STATED TASK:
Output the material below in full, exactly as it is.
------ EXCERPTED DATA
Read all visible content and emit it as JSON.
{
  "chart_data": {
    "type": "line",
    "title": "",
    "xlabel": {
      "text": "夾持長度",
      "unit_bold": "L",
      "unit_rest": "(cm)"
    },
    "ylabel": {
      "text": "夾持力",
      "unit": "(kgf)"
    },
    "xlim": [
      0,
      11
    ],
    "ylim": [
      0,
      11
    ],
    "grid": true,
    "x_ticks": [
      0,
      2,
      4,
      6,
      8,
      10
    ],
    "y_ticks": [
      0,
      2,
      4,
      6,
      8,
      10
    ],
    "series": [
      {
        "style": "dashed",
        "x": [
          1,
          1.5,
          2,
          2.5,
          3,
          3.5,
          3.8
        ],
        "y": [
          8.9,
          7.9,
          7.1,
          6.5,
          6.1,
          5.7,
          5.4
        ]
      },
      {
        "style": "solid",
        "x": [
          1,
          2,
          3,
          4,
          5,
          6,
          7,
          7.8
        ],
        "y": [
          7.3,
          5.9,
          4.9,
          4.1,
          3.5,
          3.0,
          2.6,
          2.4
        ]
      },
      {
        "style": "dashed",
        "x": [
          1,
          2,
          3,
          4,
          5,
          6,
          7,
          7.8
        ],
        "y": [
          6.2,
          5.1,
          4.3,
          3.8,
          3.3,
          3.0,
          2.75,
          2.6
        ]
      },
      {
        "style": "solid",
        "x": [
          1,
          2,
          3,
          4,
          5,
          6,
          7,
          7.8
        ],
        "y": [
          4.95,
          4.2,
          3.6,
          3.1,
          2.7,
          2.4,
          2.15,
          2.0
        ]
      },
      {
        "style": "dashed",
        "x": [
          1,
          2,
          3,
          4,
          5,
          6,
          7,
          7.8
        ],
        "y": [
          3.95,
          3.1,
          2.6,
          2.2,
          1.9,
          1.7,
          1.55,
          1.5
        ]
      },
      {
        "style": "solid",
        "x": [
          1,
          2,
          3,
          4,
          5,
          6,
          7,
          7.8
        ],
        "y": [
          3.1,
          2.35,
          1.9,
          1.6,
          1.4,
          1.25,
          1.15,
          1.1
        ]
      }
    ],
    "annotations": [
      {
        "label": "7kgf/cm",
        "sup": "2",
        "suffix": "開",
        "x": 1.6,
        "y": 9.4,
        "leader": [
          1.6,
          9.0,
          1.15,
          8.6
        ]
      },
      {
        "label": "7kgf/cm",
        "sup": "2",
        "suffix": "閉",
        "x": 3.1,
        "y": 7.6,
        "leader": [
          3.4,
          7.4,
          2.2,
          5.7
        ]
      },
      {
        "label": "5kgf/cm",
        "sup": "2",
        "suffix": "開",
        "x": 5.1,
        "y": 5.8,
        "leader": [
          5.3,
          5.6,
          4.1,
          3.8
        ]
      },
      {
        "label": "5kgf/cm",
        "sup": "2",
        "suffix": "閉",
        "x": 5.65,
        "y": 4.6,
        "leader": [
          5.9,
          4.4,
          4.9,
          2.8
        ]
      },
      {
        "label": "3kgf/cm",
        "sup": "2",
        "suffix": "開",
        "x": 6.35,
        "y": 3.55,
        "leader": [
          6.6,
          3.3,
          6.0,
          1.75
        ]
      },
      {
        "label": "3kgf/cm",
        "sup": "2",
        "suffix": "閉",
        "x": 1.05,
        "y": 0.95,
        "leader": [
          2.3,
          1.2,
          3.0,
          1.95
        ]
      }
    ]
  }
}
------------
SOLUTION:
Read all visible content and emit it as JSON.
{
  "chart_data": {
    "type": "line",
    "title": "",
    "xlabel": {
      "text": "夾持長度",
      "unit_bold": "L",
      "unit_rest": "(cm)"
    },
    "ylabel": {
      "text": "夾持力",
      "unit": "(kgf)"
    },
    "xlim": [
      0,
      11
    ],
    "ylim": [
      0,
      11
    ],
    "grid": true,
    "x_ticks": [
      0,
      2,
      4,
      6,
      8,
      10
    ],
    "y_ticks": [
      0,
      2,
      4,
      6,
      8,
      10
    ],
    "series": [
      {
        "style": "dashed",
        "x": [
          1,
          1.5,
          2,
          2.5,
          3,
          3.5,
          3.8
        ],
        "y": [
          8.9,
          7.9,
          7.1,
          6.5,
          6.1,
          5.7,
          5.4
        ]
      },
      {
        "style": "solid",
        "x": [
          1,
          2,
          3,
          4,
          5,
          6,
          7,
          7.8
        ],
        "y": [
          7.3,
          5.9,
          4.9,
          4.1,
          3.5,
          3.0,
          2.6,
          2.4
        ]
      },
      {
        "style": "dashed",
        "x": [
          1,
          2,
          3,
          4,
          5,
          6,
          7,
          7.8
        ],
        "y": [
          6.2,
          5.1,
          4.3,
          3.8,
          3.3,
          3.0,
          2.75,
          2.6
        ]
      },
      {
        "style": "solid",
        "x": [
          1,
          2,
          3,
          4,
          5,
          6,
          7,
          7.8
        ],
        "y": [
          4.95,
          4.2,
          3.6,
          3.1,
          2.7,
          2.4,
          2.15,
          2.0
        ]
      },
      {
        "style": "dashed",
        "x": [
          1,
          2,
          3,
          4,
          5,
          6,
          7,
          7.8
        ],
        "y": [
          3.95,
          3.1,
          2.6,
          2.2,
          1.9,
          1.7,
          1.55,
          1.5
        ]
      },
      {
        "style": "solid",
        "x": [
          1,
          2,
          3,
          4,
          5,
          6,
          7,
          7.8
        ],
        "y": [
          3.1,
          2.35,
          1.9,
          1.6,
          1.4,
          1.25,
          1.15,
          1.1
        ]
      }
    ],
    "annotations": [
      {
        "label": "7kgf/cm",
        "sup": "2",
        "suffix": "開",
        "x": 1.6,
        "y": 9.4,
        "leader": [
          1.6,
          9.0,
          1.15,
          8.6
        ]
      },
      {
        "label": "7kgf/cm",
        "sup": "2",
        "suffix": "閉",
        "x": 3.1,
        "y": 7.6,
        "leader": [
          3.4,
          7.4,
          2.2,
          5.7
        ]
      },
      {
        "label": "5kgf/cm",
        "sup": "2",
        "suffix": "開",
        "x": 5.1,
        "y": 5.8,
        "leader": [
          5.3,
          5.6,
          4.1,
          3.8
        ]
      },
      {
        "label": "5kgf/cm",
        "sup": "2",
        "suffix": "閉",
        "x": 5.65,
        "y": 4.6,
        "leader": [
          5.9,
          4.4,
          4.9,
          2.8
        ]
      },
      {
        "label": "3kgf/cm",
        "sup": "2",
        "suffix": "開",
        "x": 6.35,
        "y": 3.55,
        "leader": [
          6.6,
          3.3,
          6.0,
          1.75
        ]
      },
      {
        "label": "3kgf/cm",
        "sup": "2",
        "suffix": "閉",
        "x": 1.05,
        "y": 0.95,
        "leader": [
          2.3,
          1.2,
          3.0,
          1.95
        ]
      }
    ]
  }
}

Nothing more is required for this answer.